→ AIM
Transcribe the material in full, exactly as written.

————

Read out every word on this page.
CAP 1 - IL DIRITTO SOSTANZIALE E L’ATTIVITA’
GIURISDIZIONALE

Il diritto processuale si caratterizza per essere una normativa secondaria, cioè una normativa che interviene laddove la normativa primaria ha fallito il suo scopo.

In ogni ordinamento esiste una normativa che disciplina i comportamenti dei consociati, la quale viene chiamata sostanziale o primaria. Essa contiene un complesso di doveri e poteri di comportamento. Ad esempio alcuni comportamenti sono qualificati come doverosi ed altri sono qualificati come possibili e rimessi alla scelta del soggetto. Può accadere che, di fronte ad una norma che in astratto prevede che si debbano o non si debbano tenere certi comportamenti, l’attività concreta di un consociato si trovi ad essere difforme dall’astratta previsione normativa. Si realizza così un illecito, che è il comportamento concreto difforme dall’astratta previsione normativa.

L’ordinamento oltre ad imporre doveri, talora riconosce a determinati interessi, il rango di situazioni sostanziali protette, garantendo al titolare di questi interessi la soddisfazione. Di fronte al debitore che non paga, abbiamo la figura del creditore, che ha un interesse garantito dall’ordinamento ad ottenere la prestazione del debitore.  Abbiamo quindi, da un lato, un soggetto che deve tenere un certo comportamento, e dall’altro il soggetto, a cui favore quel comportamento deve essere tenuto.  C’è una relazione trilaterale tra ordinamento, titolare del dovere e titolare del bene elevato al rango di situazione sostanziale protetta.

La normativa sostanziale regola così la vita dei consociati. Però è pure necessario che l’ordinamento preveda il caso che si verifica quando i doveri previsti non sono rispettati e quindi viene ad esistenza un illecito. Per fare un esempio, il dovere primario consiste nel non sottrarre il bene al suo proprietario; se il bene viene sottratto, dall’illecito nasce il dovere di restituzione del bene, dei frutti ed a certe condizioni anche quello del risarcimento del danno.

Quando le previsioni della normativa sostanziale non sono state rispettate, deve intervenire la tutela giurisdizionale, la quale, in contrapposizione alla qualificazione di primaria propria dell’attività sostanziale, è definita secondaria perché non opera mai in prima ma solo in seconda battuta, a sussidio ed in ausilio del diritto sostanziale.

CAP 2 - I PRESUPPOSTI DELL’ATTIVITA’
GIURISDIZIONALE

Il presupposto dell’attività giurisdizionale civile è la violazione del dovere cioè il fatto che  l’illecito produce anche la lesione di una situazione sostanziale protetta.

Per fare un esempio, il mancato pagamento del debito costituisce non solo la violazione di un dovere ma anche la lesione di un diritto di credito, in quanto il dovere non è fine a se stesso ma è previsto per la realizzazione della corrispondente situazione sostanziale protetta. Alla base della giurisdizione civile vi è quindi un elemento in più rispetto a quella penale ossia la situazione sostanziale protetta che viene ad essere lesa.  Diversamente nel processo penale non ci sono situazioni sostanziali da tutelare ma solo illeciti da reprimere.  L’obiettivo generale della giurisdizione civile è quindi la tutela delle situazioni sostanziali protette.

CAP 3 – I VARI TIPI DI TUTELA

————

→ WRITTEN ANSWER
Read out every word on this page.
CAP 1 - IL DIRITTO SOSTANZIALE E L’ATTIVITA’
GIURISDIZIONALE

Il diritto processuale si caratterizza per essere una normativa secondaria, cioè una normativa che interviene laddove la normativa primaria ha fallito il suo scopo.

In ogni ordinamento esiste una normativa che disciplina i comportamenti dei consociati, la quale viene chiamata sostanziale o primaria. Essa contiene un complesso di doveri e poteri di comportamento. Ad esempio alcuni comportamenti sono qualificati come doverosi ed altri sono qualificati come possibili e rimessi alla scelta del soggetto. Può accadere che, di fronte ad una norma che in astratto prevede che si debbano o non si debbano tenere certi comportamenti, l’attività concreta di un consociato si trovi ad essere difforme dall’astratta previsione normativa. Si realizza così un illecito, che è il comportamento concreto difforme dall’astratta previsione normativa.

L’ordinamento oltre ad imporre doveri, talora riconosce a determinati interessi, il rango di situazioni sostanziali protette, garantendo al titolare di questi interessi la soddisfazione. Di fronte al debitore che non paga, abbiamo la figura del creditore, che ha un interesse garantito dall’ordinamento ad ottenere la prestazione del debitore.  Abbiamo quindi, da un lato, un soggetto che deve tenere un certo comportamento, e dall’altro il soggetto, a cui favore quel comportamento deve essere tenuto.  C’è una relazione trilaterale tra ordinamento, titolare del dovere e titolare del bene elevato al rango di situazione sostanziale protetta.

La normativa sostanziale regola così la vita dei consociati. Però è pure necessario che l’ordinamento preveda il caso che si verifica quando i doveri previsti non sono rispettati e quindi viene ad esistenza un illecito. Per fare un esempio, il dovere primario consiste nel non sottrarre il bene al suo proprietario; se il bene viene sottratto, dall’illecito nasce il dovere di restituzione del bene, dei frutti ed a certe condizioni anche quello del risarcimento del danno.

Quando le previsioni della normativa sostanziale non sono state rispettate, deve intervenire la tutela giurisdizionale, la quale, in contrapposizione alla qualificazione di primaria propria dell’attività sostanziale, è definita secondaria perché non opera mai in prima ma solo in seconda battuta, a sussidio ed in ausilio del diritto sostanziale.

CAP 2 - I PRESUPPOSTI DELL’ATTIVITA’
GIURISDIZIONALE

Il presupposto dell’attività giurisdizionale civile è la violazione del dovere cioè il fatto che  l’illecito produce anche la lesione di una situazione sostanziale protetta.

Per fare un esempio, il mancato pagamento del debito costituisce non solo la violazione di un dovere ma anche la lesione di un diritto di credito, in quanto il dovere non è fine a se stesso ma è previsto per la realizzazione della corrispondente situazione sostanziale protetta. Alla base della giurisdizione civile vi è quindi un elemento in più rispetto a quella penale ossia la situazione sostanziale protetta che viene ad essere lesa.  Diversamente nel processo penale non ci sono situazioni sostanziali da tutelare ma solo illeciti da reprimere.  L’obiettivo generale della giurisdizione civile è quindi la tutela delle situazioni sostanziali protette.

CAP 3 – I VARI TIPI DI TUTELA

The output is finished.